_Aim_
Lines containing the string "badge" are to be counted; report only how many there are.

··· Data provided

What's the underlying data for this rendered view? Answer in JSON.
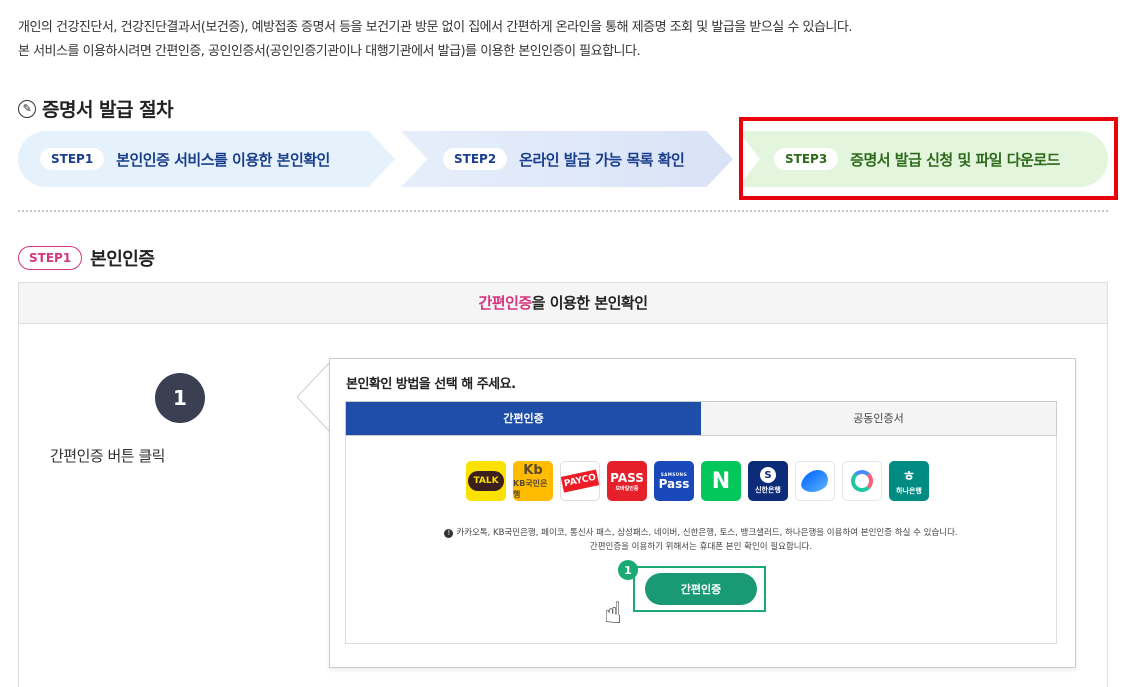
{
  "intro": {
    "line1": "개인의 건강진단서, 건강진단결과서(보건증), 예방접종 증명서 등을 보건기관 방문 없이 집에서 간편하게 온라인을 통해 제증명 조회 및 발급을 받으실 수 있습니다.",
    "line2": "본 서비스를 이용하시려면 간편인증, 공인인증서(공인인증기관이나 대행기관에서 발급)를 이용한 본인인증이 필요합니다."
  },
  "procedure": {
    "title": "증명서 발급 절차",
    "steps": [
      {
        "badge": "STEP1",
        "label": "본인인증 서비스를 이용한 본인확인"
      },
      {
        "badge": "STEP2",
        "label": "온라인 발급 가능 목록 확인"
      },
      {
        "badge": "STEP3",
        "label": "증명서 발급 신청 및 파일 다운로드"
      }
    ]
  },
  "section": {
    "badge": "STEP1",
    "title": "본인인증"
  },
  "panel": {
    "head_highlight": "간편인증",
    "head_rest": "을 이용한 본인확인",
    "step_number": "1",
    "left_label": "간편인증 버튼 클릭"
  },
  "dialog": {
    "title": "본인확인 방법을 선택 해 주세요.",
    "tabs": [
      "간편인증",
      "공동인증서"
    ],
    "apps": {
      "kakao": "TALK",
      "kb_logo": "Kb",
      "kb_name": "KB국민은행",
      "payco": "PAYCO",
      "pass": "PASS",
      "pass_sub": "모바일인증",
      "spass_top": "SAMSUNG",
      "spass": "Pass",
      "naver": "N",
      "shinhan_logo": "S",
      "shinhan": "신한은행",
      "hana_logo": "ㅎ",
      "hana": "하나은행"
    },
    "notice_line1": "카카오톡, KB국민은행, 페이코, 통신사 패스, 삼성패스, 네이버, 신한은행, 토스, 뱅크샐러드, 하나은행을 이용하여 본인인증 하실 수 있습니다.",
    "notice_line2": "간편인증을 이용하기 위해서는 휴대폰 본인 확인이 필요합니다.",
    "button": "간편인증",
    "callout_number": "1"
  },
  "colors": {
    "accent_blue": "#1f4ea8",
    "accent_pink": "#d4367e",
    "accent_green": "#1a9a74",
    "highlight_red": "#e8000b"
  }
}
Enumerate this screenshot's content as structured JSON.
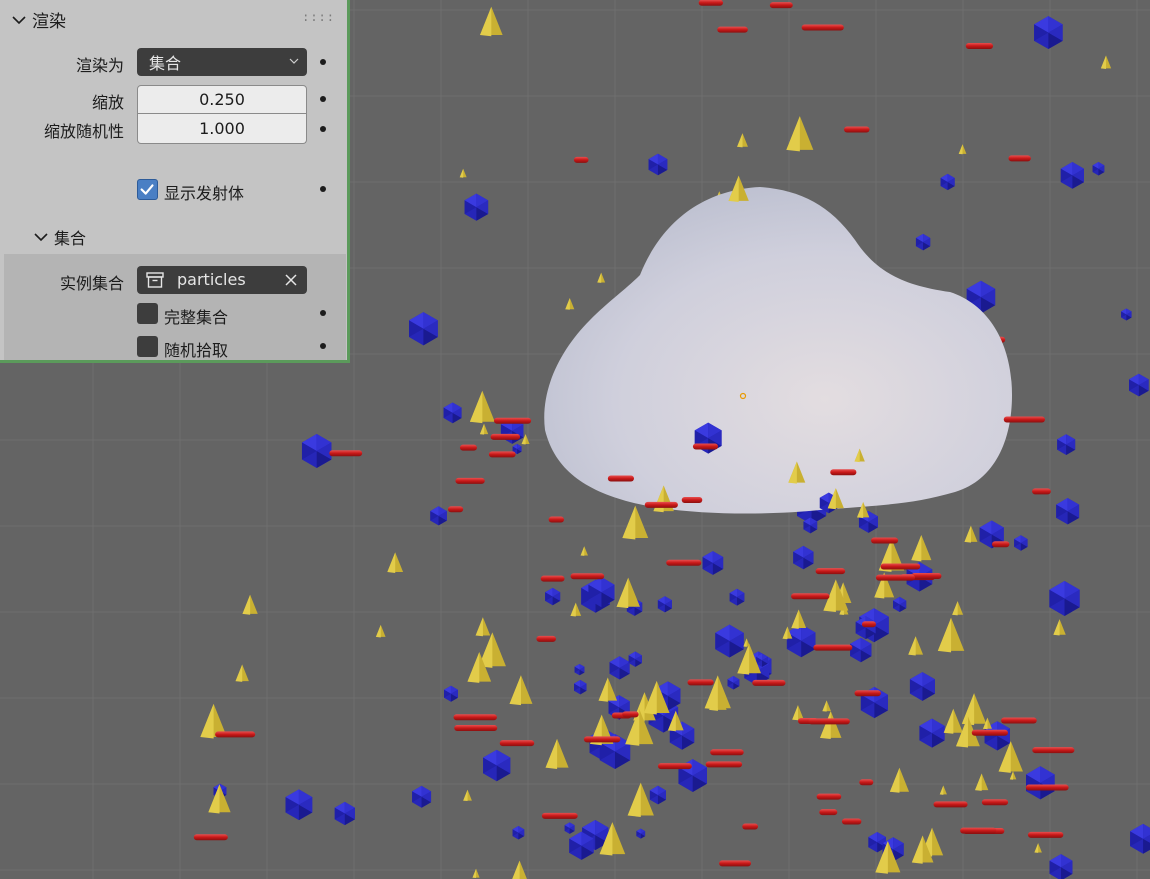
{
  "panel": {
    "section_title": "渲染",
    "render_as": {
      "label": "渲染为",
      "value": "集合"
    },
    "scale": {
      "label": "缩放",
      "value": "0.250"
    },
    "scale_random": {
      "label": "缩放随机性",
      "value": "1.000"
    },
    "show_emitter": {
      "label": "显示发射体",
      "checked": true
    },
    "collection_subpanel": {
      "title": "集合",
      "instance_collection": {
        "label": "实例集合",
        "value": "particles"
      },
      "whole_collection": {
        "label": "完整集合",
        "checked": false
      },
      "pick_random": {
        "label": "随机拾取",
        "checked": false
      }
    }
  },
  "icons": {
    "section_chevron": "chevron-down-icon",
    "drag_handle": "drag-grip-icon",
    "dropdown_arrow": "chevron-down-icon",
    "collection": "collection-box-icon",
    "clear": "close-icon",
    "checkmark": "checkmark-icon",
    "keyframe": "keyframe-dot-icon"
  },
  "colors": {
    "viewport_bg": "#646464",
    "grid": "#6e6e6e",
    "panel_bg": "#c4c4c4",
    "panel_focus_border": "#5b9a5b",
    "checkbox_on": "#4a7fc4",
    "field_dark": "#3d3d3d",
    "particle_blue": "#2a2ac8",
    "particle_yellow": "#d9c33a",
    "particle_red": "#d02020",
    "emitter": "#d9d9e4"
  }
}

······

_Solution below_
4